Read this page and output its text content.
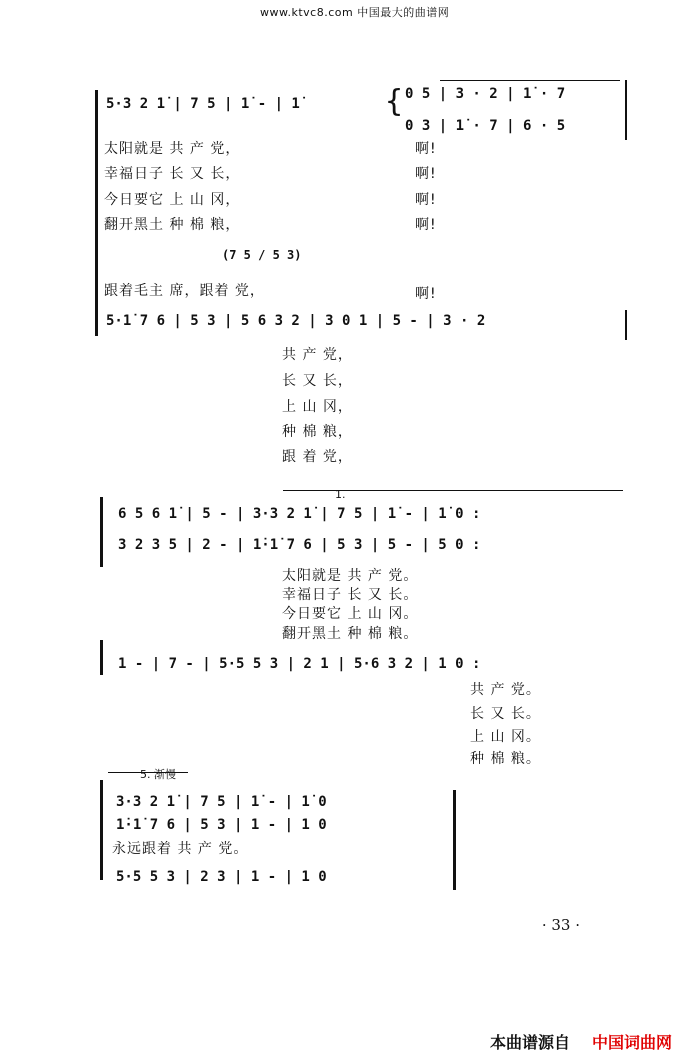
www.ktvc8.com 中国最大的曲谱网
5·3 2 1̇ | 7 5 | 1̇ - | 1̇	{ 0 5 | 3 · 2 | 1̇ · 7
0 3 | 1̇ · 7 | 6 · 5
太阳就是 共 产 党，	啊!
幸福日子 长 又 长，	啊!
今日要它 上 山 冈，	啊!
翻开黑土 种 棉 粮，	啊!
(7 5 / 5 3)
跟着毛主 席，跟着 党，	啊!
5·1̇ 7 6 | 5 3 | 5 6 3 2 | 3 0 1 | 5 - | 3 · 2
共 产 党，
长 又 长，
上 山 冈，
种 棉 粮，
跟 着 党，
1.
6 5 6 1̇ | 5 - | 3·3 2 1̇ | 7 5 | 1̇ - | 1̇ 0 :
3 2 3 5 | 2 - | 1̇·1̇ 7 6 | 5 3 | 5 - | 5 0 :
太阳就是 共 产 党。
幸福日子 长 又 长。
今日要它 上 山 冈。
翻开黑土 种 棉 粮。
1 - | 7 - | 5·5 5 3 | 2 1 | 5·6 3 2 | 1 0 :
共 产 党。
长 又 长。
上 山 冈。
种 棉 粮。
5. 渐慢
3·3 2 1̇ | 7 5 | 1̇ - | 1̇ 0
1̇·1̇ 7 6 | 5 3 | 1 - | 1 0
永远跟着 共 产 党。
5·5 5 3 | 2 3 | 1 - | 1 0
· 33 ·
本曲谱源自 中国词曲网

____

Reproduce the listing exactly. Leave its pictures out.

Read this page and output its text content.
www.ktvc8.com 中国最大的曲谱网
5·3 2 1̇ | 7 5 | 1̇ - | 1̇	{ 0 5 | 3 · 2 | 1̇ · 7
0 3 | 1̇ · 7 | 6 · 5
太阳就是 共 产 党，	啊!
幸福日子 长 又 长，	啊!
今日要它 上 山 冈，	啊!
翻开黑土 种 棉 粮，	啊!
(7 5 / 5 3)
跟着毛主 席，跟着 党，	啊!
5·1̇ 7 6 | 5 3 | 5 6 3 2 | 3 0 1 | 5 - | 3 · 2
共 产 党，
长 又 长，
上 山 冈，
种 棉 粮，
跟 着 党，
1.
6 5 6 1̇ | 5 - | 3·3 2 1̇ | 7 5 | 1̇ - | 1̇ 0 :
3 2 3 5 | 2 - | 1̇·1̇ 7 6 | 5 3 | 5 - | 5 0 :
太阳就是 共 产 党。
幸福日子 长 又 长。
今日要它 上 山 冈。
翻开黑土 种 棉 粮。
1 - | 7 - | 5·5 5 3 | 2 1 | 5·6 3 2 | 1 0 :
共 产 党。
长 又 长。
上 山 冈。
种 棉 粮。
5. 渐慢
3·3 2 1̇ | 7 5 | 1̇ - | 1̇ 0
1̇·1̇ 7 6 | 5 3 | 1 - | 1 0
永远跟着 共 产 党。
5·5 5 3 | 2 3 | 1 - | 1 0
· 33 ·
本曲谱源自 中国词曲网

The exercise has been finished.